> _SET TASK_:
Reproduce only the lines that run from the line with "Decode this image" to the last line of the material, both ends included, exactly as they appear.

> _ENTRIES_:
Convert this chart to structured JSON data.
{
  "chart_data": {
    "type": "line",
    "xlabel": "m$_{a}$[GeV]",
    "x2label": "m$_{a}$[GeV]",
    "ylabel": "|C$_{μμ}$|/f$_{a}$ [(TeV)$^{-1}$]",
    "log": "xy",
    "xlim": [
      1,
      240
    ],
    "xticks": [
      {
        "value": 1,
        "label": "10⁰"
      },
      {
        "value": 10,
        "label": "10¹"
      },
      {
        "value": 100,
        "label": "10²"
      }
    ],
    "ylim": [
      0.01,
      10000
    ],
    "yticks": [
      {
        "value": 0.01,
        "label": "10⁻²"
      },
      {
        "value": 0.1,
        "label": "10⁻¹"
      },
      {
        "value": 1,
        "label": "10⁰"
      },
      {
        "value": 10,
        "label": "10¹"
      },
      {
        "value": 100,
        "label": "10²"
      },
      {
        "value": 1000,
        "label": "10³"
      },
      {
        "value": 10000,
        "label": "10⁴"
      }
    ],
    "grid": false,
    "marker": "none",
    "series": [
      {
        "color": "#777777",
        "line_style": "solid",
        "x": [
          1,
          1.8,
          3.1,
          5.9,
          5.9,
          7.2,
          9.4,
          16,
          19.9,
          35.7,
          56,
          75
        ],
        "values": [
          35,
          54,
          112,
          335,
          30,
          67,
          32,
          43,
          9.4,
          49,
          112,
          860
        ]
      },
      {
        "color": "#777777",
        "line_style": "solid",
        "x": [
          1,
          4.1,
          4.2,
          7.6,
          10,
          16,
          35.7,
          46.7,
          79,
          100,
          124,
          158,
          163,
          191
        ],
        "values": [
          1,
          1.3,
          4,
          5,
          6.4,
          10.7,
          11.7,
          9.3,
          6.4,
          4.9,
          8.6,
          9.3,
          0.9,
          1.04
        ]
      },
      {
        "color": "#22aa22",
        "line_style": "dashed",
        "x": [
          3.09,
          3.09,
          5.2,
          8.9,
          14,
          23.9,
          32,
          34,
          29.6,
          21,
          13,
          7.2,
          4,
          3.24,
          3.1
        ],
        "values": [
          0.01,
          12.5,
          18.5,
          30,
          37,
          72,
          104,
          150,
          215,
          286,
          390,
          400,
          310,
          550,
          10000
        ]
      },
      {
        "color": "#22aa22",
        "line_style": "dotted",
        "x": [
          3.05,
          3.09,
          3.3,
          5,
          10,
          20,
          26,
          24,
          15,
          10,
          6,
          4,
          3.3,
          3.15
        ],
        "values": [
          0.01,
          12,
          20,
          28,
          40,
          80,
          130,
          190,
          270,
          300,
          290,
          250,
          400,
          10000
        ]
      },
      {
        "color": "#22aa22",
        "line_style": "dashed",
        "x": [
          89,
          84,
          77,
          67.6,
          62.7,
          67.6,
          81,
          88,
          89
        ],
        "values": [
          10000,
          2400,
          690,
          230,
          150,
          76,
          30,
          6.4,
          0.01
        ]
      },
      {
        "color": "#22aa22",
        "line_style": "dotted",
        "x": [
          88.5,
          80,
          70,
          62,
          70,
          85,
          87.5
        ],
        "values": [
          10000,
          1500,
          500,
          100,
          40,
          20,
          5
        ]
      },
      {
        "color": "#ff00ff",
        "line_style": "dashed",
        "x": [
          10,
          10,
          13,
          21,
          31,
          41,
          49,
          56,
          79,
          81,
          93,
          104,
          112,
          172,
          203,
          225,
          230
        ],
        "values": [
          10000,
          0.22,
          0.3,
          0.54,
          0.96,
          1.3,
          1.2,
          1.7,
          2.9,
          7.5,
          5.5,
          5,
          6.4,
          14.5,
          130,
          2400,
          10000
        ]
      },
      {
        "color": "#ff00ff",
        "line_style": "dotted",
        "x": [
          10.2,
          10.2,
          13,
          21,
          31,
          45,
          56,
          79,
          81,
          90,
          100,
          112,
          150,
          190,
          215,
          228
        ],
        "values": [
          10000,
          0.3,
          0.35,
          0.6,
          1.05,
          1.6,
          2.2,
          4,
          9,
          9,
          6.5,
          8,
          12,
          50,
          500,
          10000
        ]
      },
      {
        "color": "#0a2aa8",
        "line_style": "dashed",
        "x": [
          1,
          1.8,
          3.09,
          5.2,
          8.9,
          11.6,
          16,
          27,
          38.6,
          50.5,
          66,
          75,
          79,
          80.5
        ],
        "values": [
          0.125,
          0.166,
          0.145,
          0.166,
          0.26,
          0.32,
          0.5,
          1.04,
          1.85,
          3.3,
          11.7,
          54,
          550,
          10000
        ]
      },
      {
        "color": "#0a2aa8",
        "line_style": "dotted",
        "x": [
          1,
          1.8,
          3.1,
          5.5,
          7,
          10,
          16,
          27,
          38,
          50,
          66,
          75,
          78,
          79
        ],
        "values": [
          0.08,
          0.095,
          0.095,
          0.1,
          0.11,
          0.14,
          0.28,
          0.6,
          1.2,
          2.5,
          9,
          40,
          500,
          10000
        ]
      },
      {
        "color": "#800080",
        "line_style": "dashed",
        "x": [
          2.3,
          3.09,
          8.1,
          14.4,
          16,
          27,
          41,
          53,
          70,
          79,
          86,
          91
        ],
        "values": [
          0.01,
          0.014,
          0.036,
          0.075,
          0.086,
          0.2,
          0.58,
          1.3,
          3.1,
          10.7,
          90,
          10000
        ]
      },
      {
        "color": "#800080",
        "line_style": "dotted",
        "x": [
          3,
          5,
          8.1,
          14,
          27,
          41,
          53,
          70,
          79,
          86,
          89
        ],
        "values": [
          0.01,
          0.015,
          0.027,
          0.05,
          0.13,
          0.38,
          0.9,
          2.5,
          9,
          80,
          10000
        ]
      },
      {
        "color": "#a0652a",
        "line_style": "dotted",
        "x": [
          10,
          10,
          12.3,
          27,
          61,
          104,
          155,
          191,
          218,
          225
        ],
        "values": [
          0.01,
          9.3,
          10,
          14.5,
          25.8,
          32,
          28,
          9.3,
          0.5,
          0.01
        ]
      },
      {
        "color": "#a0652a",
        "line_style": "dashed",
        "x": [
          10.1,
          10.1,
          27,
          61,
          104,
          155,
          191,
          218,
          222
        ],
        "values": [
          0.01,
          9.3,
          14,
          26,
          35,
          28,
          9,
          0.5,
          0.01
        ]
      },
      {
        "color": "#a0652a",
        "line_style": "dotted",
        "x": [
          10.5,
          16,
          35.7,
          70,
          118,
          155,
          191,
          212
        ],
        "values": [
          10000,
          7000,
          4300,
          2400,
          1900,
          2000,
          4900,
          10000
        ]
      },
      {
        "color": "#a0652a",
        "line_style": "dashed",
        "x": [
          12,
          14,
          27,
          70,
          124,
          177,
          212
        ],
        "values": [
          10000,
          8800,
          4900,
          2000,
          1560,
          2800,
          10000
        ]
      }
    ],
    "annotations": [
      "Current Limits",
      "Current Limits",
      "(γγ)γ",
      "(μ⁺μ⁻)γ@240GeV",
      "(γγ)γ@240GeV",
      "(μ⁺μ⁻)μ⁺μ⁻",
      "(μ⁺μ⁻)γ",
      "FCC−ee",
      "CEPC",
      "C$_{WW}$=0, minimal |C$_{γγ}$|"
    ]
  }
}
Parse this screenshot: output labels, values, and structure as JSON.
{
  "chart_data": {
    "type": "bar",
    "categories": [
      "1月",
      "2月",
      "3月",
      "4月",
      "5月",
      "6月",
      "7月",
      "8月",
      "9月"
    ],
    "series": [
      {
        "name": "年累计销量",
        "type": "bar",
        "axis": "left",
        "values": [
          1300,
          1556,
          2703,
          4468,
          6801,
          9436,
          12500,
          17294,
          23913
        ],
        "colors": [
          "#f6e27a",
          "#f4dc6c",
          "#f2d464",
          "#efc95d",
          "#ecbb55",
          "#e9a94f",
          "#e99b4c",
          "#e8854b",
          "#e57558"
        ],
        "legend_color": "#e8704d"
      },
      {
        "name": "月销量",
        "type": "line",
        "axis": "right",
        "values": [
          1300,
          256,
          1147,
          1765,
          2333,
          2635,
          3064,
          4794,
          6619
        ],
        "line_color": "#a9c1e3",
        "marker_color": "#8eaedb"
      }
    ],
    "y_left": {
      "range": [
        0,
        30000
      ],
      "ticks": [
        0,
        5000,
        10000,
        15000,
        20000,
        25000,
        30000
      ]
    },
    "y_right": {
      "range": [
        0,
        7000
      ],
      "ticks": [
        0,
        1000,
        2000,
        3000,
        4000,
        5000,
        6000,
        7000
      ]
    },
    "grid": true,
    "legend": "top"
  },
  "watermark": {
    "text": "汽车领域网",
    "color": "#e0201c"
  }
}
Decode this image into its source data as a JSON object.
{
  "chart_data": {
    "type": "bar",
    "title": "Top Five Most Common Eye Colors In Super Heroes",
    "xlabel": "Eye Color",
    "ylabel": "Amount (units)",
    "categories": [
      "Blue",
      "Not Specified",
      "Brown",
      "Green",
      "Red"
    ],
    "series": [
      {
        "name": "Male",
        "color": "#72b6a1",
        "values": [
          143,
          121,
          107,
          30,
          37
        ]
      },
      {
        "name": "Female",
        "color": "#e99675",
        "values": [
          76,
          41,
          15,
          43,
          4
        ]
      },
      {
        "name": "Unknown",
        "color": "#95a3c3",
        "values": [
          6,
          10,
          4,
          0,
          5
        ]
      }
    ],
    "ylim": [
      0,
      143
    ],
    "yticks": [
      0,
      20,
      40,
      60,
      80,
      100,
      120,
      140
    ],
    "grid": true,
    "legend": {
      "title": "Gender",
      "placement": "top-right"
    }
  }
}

> _SOLUTION TO THIS EXERCISE_:
Decode this image into its source data as a JSON object.
{
  "chart_data": {
    "type": "bar",
    "title": "Top Five Most Common Eye Colors In Super Heroes",
    "xlabel": "Eye Color",
    "ylabel": "Amount (units)",
    "categories": [
      "Blue",
      "Not Specified",
      "Brown",
      "Green",
      "Red"
    ],
    "series": [
      {
        "name": "Male",
        "color": "#72b6a1",
        "values": [
          143,
          121,
          107,
          30,
          37
        ]
      },
      {
        "name": "Female",
        "color": "#e99675",
        "values": [
          76,
          41,
          15,
          43,
          4
        ]
      },
      {
        "name": "Unknown",
        "color": "#95a3c3",
        "values": [
          6,
          10,
          4,
          0,
          5
        ]
      }
    ],
    "ylim": [
      0,
      143
    ],
    "yticks": [
      0,
      20,
      40,
      60,
      80,
      100,
      120,
      140
    ],
    "grid": true,
    "legend": {
      "title": "Gender",
      "placement": "top-right"
    }
  }
}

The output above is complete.